Figure collection entries
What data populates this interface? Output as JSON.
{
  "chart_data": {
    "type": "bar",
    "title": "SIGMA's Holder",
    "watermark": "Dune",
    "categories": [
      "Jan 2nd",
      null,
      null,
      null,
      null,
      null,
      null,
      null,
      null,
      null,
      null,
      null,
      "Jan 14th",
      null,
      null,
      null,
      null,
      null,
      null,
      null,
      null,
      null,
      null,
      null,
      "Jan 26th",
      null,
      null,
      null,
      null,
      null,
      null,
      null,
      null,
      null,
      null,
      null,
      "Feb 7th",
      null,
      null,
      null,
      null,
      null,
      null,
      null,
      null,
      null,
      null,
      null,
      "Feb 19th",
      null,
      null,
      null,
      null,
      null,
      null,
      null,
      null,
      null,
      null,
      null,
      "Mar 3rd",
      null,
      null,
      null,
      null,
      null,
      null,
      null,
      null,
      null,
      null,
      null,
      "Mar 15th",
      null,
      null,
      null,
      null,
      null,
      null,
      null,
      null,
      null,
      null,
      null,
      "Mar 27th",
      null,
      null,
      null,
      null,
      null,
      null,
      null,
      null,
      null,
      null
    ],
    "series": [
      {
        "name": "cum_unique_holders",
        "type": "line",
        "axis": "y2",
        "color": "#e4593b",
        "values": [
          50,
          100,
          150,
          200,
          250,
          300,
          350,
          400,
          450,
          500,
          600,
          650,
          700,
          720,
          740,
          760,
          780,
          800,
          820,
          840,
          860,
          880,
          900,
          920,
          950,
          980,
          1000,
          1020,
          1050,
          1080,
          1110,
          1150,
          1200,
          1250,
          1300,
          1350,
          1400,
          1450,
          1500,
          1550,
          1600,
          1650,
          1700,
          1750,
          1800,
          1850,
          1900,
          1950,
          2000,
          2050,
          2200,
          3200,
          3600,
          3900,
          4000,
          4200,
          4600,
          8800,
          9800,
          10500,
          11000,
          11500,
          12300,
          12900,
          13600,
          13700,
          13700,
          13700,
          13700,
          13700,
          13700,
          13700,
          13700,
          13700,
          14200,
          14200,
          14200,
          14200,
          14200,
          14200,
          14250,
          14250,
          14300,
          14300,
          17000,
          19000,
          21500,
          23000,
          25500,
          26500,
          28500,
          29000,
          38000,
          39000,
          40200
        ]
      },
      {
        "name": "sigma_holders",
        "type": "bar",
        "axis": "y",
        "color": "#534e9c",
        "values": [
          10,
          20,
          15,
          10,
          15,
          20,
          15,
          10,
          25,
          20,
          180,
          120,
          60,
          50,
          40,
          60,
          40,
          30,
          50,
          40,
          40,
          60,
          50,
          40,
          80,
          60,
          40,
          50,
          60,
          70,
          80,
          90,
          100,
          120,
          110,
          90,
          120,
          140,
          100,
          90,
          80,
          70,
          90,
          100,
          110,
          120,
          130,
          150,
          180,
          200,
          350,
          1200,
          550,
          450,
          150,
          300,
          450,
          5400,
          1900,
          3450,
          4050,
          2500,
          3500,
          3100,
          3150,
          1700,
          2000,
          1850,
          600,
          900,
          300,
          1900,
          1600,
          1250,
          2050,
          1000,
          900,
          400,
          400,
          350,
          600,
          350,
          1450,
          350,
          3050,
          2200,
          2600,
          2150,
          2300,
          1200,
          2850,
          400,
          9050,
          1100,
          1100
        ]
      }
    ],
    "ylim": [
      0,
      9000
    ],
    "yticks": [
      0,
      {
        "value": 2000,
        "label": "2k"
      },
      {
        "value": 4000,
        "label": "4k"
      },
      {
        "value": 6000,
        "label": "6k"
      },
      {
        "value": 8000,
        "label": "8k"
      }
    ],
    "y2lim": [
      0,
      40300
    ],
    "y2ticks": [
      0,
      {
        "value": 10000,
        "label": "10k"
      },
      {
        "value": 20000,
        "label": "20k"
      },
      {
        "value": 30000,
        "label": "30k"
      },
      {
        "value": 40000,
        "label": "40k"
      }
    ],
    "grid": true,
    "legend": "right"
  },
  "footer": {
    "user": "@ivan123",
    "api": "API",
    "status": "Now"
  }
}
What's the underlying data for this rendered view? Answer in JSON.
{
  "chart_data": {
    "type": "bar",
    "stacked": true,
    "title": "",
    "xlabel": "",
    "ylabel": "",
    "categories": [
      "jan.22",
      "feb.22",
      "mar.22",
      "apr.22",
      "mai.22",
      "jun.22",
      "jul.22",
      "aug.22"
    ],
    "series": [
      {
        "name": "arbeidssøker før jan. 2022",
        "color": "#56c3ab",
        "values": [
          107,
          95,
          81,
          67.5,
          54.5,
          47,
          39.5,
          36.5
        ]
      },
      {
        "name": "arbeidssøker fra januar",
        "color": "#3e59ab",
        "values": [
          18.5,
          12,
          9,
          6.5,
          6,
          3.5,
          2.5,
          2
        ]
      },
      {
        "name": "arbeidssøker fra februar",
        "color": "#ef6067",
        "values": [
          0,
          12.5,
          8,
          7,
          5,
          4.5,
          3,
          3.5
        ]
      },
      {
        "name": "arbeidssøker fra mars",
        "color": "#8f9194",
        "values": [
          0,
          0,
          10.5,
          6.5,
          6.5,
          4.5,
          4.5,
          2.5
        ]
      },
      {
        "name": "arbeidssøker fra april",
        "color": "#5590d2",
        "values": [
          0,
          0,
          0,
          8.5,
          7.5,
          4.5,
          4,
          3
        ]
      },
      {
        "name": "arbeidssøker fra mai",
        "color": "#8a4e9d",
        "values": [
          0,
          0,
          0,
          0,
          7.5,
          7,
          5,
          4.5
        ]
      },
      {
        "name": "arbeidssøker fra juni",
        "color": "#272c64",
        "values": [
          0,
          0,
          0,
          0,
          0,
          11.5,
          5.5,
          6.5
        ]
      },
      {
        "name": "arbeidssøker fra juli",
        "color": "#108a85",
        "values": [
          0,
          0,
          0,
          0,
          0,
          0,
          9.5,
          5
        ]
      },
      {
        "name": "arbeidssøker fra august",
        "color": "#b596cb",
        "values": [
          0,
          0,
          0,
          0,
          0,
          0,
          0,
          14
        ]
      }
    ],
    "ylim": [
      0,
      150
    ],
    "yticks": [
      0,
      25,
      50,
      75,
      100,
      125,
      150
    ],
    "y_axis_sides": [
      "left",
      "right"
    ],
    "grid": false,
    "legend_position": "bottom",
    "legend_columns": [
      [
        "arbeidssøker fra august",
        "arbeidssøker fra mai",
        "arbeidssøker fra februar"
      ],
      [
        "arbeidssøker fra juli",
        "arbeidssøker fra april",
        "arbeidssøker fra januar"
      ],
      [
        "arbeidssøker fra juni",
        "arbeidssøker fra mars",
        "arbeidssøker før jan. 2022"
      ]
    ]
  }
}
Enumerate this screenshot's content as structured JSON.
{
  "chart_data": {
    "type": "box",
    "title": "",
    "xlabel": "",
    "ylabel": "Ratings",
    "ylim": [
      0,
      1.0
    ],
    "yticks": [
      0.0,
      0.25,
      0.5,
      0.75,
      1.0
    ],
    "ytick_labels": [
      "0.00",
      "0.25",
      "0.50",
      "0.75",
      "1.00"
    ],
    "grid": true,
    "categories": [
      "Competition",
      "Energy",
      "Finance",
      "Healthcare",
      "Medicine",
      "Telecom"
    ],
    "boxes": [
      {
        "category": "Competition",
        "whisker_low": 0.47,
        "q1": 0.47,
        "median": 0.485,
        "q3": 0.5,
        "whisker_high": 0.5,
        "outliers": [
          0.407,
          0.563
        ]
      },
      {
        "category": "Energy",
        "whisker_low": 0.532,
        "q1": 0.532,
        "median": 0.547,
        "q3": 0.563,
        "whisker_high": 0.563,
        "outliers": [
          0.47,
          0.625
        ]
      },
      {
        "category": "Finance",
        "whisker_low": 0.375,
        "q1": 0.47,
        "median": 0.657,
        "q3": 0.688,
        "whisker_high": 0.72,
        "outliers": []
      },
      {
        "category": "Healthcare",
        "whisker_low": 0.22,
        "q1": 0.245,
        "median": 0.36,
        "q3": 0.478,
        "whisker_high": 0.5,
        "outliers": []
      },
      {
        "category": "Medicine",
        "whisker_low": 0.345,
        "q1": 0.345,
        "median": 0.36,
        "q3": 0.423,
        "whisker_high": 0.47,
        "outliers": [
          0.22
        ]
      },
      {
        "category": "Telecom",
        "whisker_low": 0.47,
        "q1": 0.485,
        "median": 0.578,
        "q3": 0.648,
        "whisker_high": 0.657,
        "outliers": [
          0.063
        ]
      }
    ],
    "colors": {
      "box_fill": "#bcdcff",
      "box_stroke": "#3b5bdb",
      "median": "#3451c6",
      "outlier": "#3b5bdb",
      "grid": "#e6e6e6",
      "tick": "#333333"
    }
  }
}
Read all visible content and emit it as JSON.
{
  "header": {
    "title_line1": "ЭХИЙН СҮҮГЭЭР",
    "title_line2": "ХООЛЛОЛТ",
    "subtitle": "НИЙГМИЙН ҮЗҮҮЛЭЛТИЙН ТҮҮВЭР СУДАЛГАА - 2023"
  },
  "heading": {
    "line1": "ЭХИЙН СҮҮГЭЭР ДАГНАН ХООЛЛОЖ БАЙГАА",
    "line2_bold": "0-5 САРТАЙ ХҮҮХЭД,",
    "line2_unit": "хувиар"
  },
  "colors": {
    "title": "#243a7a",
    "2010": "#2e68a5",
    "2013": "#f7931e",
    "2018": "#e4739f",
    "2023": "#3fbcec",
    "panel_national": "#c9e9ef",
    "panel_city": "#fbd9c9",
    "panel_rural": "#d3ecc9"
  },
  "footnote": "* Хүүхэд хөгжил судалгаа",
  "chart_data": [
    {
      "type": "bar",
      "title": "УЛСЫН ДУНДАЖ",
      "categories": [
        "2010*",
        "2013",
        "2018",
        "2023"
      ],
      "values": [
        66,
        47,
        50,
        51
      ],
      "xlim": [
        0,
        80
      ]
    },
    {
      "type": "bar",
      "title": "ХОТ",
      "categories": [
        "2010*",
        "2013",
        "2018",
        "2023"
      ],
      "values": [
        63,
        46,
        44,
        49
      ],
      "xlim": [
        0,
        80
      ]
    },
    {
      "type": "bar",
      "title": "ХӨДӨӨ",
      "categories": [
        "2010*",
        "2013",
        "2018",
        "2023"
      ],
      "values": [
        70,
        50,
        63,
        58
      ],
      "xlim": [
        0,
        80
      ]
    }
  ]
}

DIRECTIONS>
Return the lines above, from the one containing "Read all visible content and emit it as JSON." to the end, exactly as they stand.

FINISHED TASK>
Read all visible content and emit it as JSON.
{
  "header": {
    "title_line1": "ЭХИЙН СҮҮГЭЭР",
    "title_line2": "ХООЛЛОЛТ",
    "subtitle": "НИЙГМИЙН ҮЗҮҮЛЭЛТИЙН ТҮҮВЭР СУДАЛГАА - 2023"
  },
  "heading": {
    "line1": "ЭХИЙН СҮҮГЭЭР ДАГНАН ХООЛЛОЖ БАЙГАА",
    "line2_bold": "0-5 САРТАЙ ХҮҮХЭД,",
    "line2_unit": "хувиар"
  },
  "colors": {
    "title": "#243a7a",
    "2010": "#2e68a5",
    "2013": "#f7931e",
    "2018": "#e4739f",
    "2023": "#3fbcec",
    "panel_national": "#c9e9ef",
    "panel_city": "#fbd9c9",
    "panel_rural": "#d3ecc9"
  },
  "footnote": "* Хүүхэд хөгжил судалгаа",
  "chart_data": [
    {
      "type": "bar",
      "title": "УЛСЫН ДУНДАЖ",
      "categories": [
        "2010*",
        "2013",
        "2018",
        "2023"
      ],
      "values": [
        66,
        47,
        50,
        51
      ],
      "xlim": [
        0,
        80
      ]
    },
    {
      "type": "bar",
      "title": "ХОТ",
      "categories": [
        "2010*",
        "2013",
        "2018",
        "2023"
      ],
      "values": [
        63,
        46,
        44,
        49
      ],
      "xlim": [
        0,
        80
      ]
    },
    {
      "type": "bar",
      "title": "ХӨДӨӨ",
      "categories": [
        "2010*",
        "2013",
        "2018",
        "2023"
      ],
      "values": [
        70,
        50,
        63,
        58
      ],
      "xlim": [
        0,
        80
      ]
    }
  ]
}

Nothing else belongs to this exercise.